• EXERCISE PROMPT
From the data that follows, copy every line holding the string "יהודה".

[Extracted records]
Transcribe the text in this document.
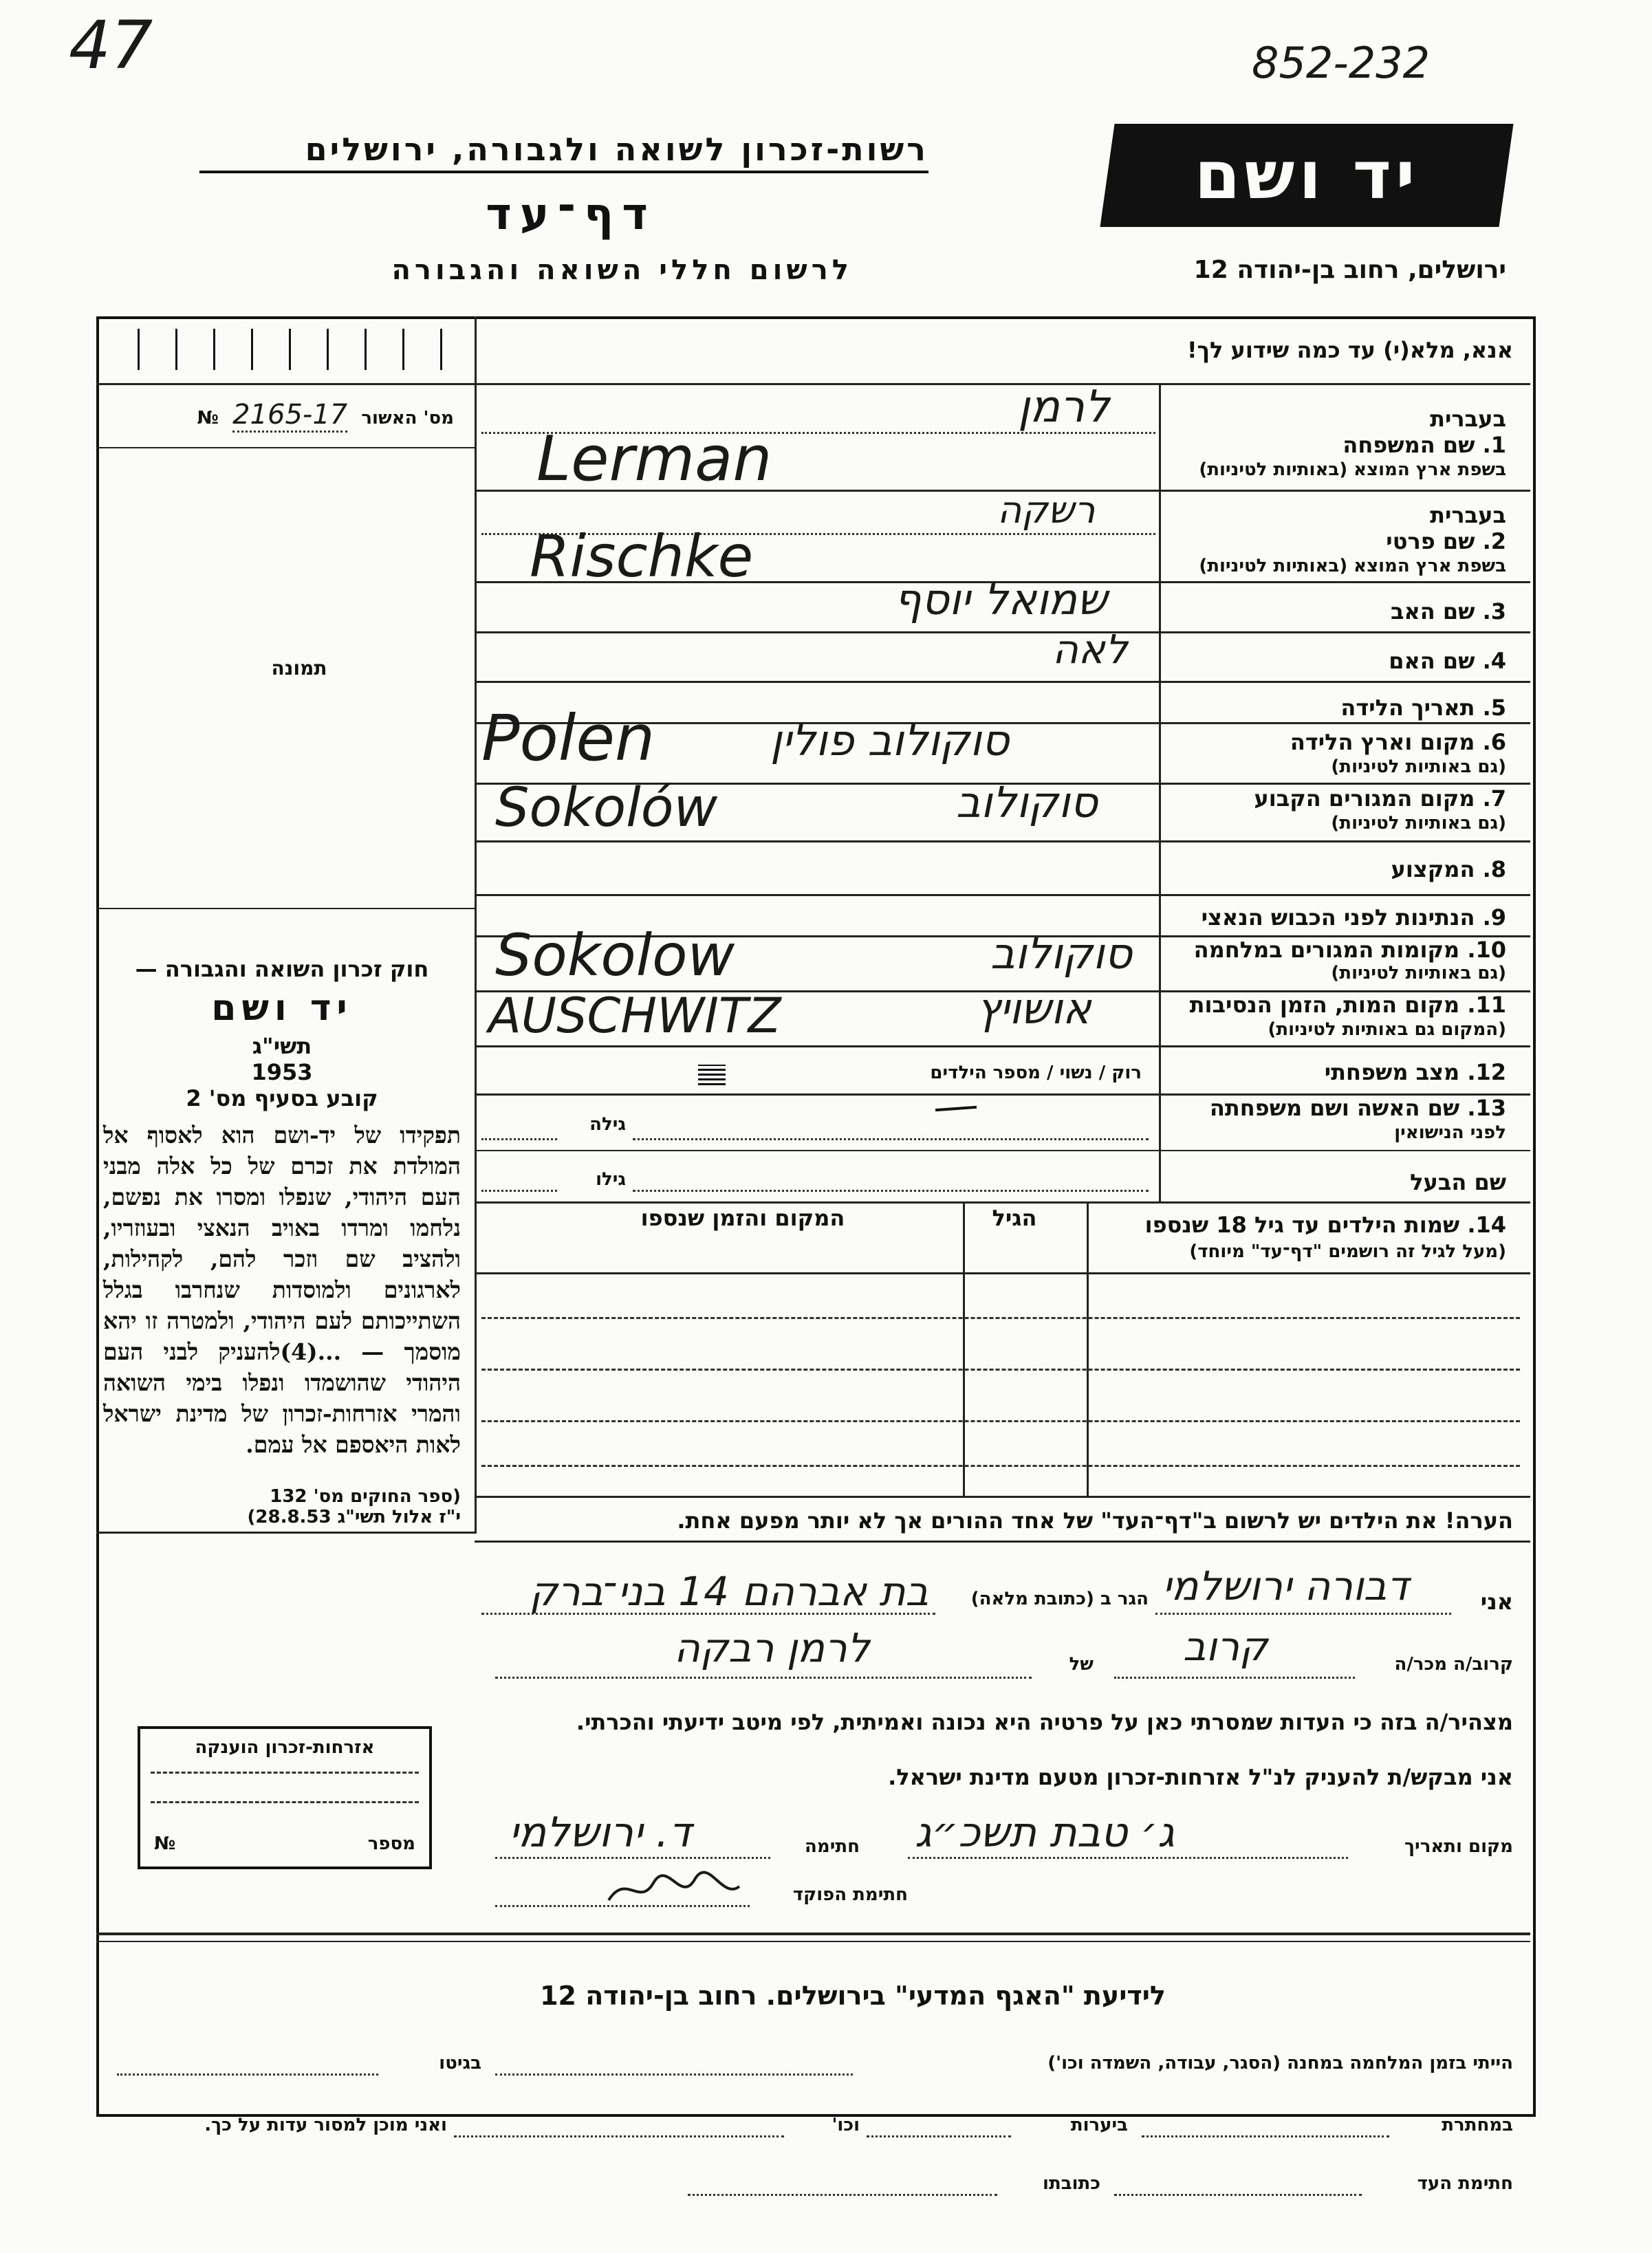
47	852-232
רשות-זכרון לשואה ולגבורה, ירושלים
דף־עד
לרשום חללי השואה והגבורה
יד ושם
ירושלים, רחוב בן-יהודה 12
מס' האשור 2165-17 №
תמונה
חוק זכרון השואה והגבורה —
יד ושם
תשי"ג
1953
קובע בסעיף מס' 2
תפקידו של יד-ושם הוא לאסוף אל המולדת את זכרם של כל אלה מבני העם היהודי, שנפלו ומסרו את נפשם, נלחמו ומרדו באויב הנאצי ובעוזריו, ולהציב שם וזכר להם, לקהילות, לארגונים ולמוסדות שנחרבו בגלל השתייכותם לעם היהודי, ולמטרה זו יהא מוסמך — ...(4)להעניק לבני העם היהודי שהושמדו ונפלו בימי השואה והמרי אזרחות-זכרון של מדינת ישראל לאות היאספם אל עמם.
(ספר החוקים מס' 132
י"ז אלול תשי"ג 28.8.53)
אנא, מלא(י) עד כמה שידוע לך!
בעברית
1. שם המשפחה
בשפת ארץ המוצא (באותיות לטיניות)
לרמן
Lerman
בעברית
2. שם פרטי
בשפת ארץ המוצא (באותיות לטיניות)
רשקה
Rischke
3. שם האב
שמואל יוסף
4. שם האם
לאה
5. תאריך הלידה
6. מקום וארץ הלידה
(גם באותיות לטיניות)
סוקולוב פולין
Polen
7. מקום המגורים הקבוע
(גם באותיות לטיניות)
סוקולוב
Sokolów
8. המקצוע
9. הנתינות לפני הכבוש הנאצי
10. מקומות המגורים במלחמה
(גם באותיות לטיניות)
סוקולוב
Sokolow
11. מקום המות, הזמן הנסיבות
(המקום גם באותיות לטיניות)
אושויץ
AUSCHWITZ
12. מצב משפחתי
רוק / נשוי / מספר הילדים
13. שם האשה ושם משפחתה
לפני הנישואין
גילה
שם הבעל
גילו
14. שמות הילדים עד גיל 18 שנספו
(מעל לגיל זה רושמים "דף־עד" מיוחד)
הגיל
המקום והזמן שנספו
הערה! את הילדים יש לרשום ב"דף־העד" של אחד ההורים אך לא יותר מפעם אחת.
אני
דבורה ירושלמי
הגר ב (כתובת מלאה)
בת אברהם 14 בני־ברק
קרוב/ה מכר/ה
קרוב
של
לרמן רבקה
מצהיר/ה בזה כי העדות שמסרתי כאן על פרטיה היא נכונה ואמיתית, לפי מיטב ידיעתי והכרתי.
אני מבקש/ת להעניק לנ"ל אזרחות-זכרון מטעם מדינת ישראל.
מקום ותאריך
ג׳ טבת תשכ״ג
חתימה
ד. ירושלמי
חתימת הפוקד
אזרחות-זכרון הוענקה
מספר
№
לידיעת "האגף המדעי" בירושלים. רחוב בן-יהודה 12
הייתי בזמן המלחמה במחנה (הסגר, עבודה, השמדה וכו')
בגיטו
במחתרת
ביערות
וכו'
ואני מוכן למסור עדות על כך.
חתימת העד
כתובתו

• COMPLETE ANSWER
ירושלים, רחוב בן-יהודה 12
לידיעת "האגף המדעי" בירושלים. רחוב בן-יהודה 12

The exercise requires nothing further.